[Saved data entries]
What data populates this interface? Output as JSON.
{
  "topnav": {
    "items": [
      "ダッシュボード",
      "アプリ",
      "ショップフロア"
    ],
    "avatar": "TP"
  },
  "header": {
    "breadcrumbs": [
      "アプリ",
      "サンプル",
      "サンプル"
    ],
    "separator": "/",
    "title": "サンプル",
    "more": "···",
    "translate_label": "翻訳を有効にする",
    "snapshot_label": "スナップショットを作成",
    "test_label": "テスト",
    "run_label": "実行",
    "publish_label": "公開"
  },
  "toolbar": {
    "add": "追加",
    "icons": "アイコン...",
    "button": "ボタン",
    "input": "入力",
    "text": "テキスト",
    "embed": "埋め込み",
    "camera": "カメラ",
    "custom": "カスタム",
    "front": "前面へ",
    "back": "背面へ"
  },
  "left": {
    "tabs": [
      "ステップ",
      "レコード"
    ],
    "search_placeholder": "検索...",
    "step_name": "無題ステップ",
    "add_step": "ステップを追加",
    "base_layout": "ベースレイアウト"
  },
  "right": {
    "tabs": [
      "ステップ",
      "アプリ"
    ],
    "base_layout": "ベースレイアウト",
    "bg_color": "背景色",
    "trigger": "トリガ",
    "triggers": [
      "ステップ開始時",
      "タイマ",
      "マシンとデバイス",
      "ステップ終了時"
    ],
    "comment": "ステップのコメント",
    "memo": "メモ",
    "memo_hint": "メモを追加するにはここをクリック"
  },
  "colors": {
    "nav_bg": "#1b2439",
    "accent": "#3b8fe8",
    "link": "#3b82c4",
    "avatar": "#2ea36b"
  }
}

# Task to carry out:
Repeat every line of the data, exactly and in full.

# Solution to this exercise:
What data populates this interface? Output as JSON.
{
  "topnav": {
    "items": [
      "ダッシュボード",
      "アプリ",
      "ショップフロア"
    ],
    "avatar": "TP"
  },
  "header": {
    "breadcrumbs": [
      "アプリ",
      "サンプル",
      "サンプル"
    ],
    "separator": "/",
    "title": "サンプル",
    "more": "···",
    "translate_label": "翻訳を有効にする",
    "snapshot_label": "スナップショットを作成",
    "test_label": "テスト",
    "run_label": "実行",
    "publish_label": "公開"
  },
  "toolbar": {
    "add": "追加",
    "icons": "アイコン...",
    "button": "ボタン",
    "input": "入力",
    "text": "テキスト",
    "embed": "埋め込み",
    "camera": "カメラ",
    "custom": "カスタム",
    "front": "前面へ",
    "back": "背面へ"
  },
  "left": {
    "tabs": [
      "ステップ",
      "レコード"
    ],
    "search_placeholder": "検索...",
    "step_name": "無題ステップ",
    "add_step": "ステップを追加",
    "base_layout": "ベースレイアウト"
  },
  "right": {
    "tabs": [
      "ステップ",
      "アプリ"
    ],
    "base_layout": "ベースレイアウト",
    "bg_color": "背景色",
    "trigger": "トリガ",
    "triggers": [
      "ステップ開始時",
      "タイマ",
      "マシンとデバイス",
      "ステップ終了時"
    ],
    "comment": "ステップのコメント",
    "memo": "メモ",
    "memo_hint": "メモを追加するにはここをクリック"
  },
  "colors": {
    "nav_bg": "#1b2439",
    "accent": "#3b8fe8",
    "link": "#3b82c4",
    "avatar": "#2ea36b"
  }
}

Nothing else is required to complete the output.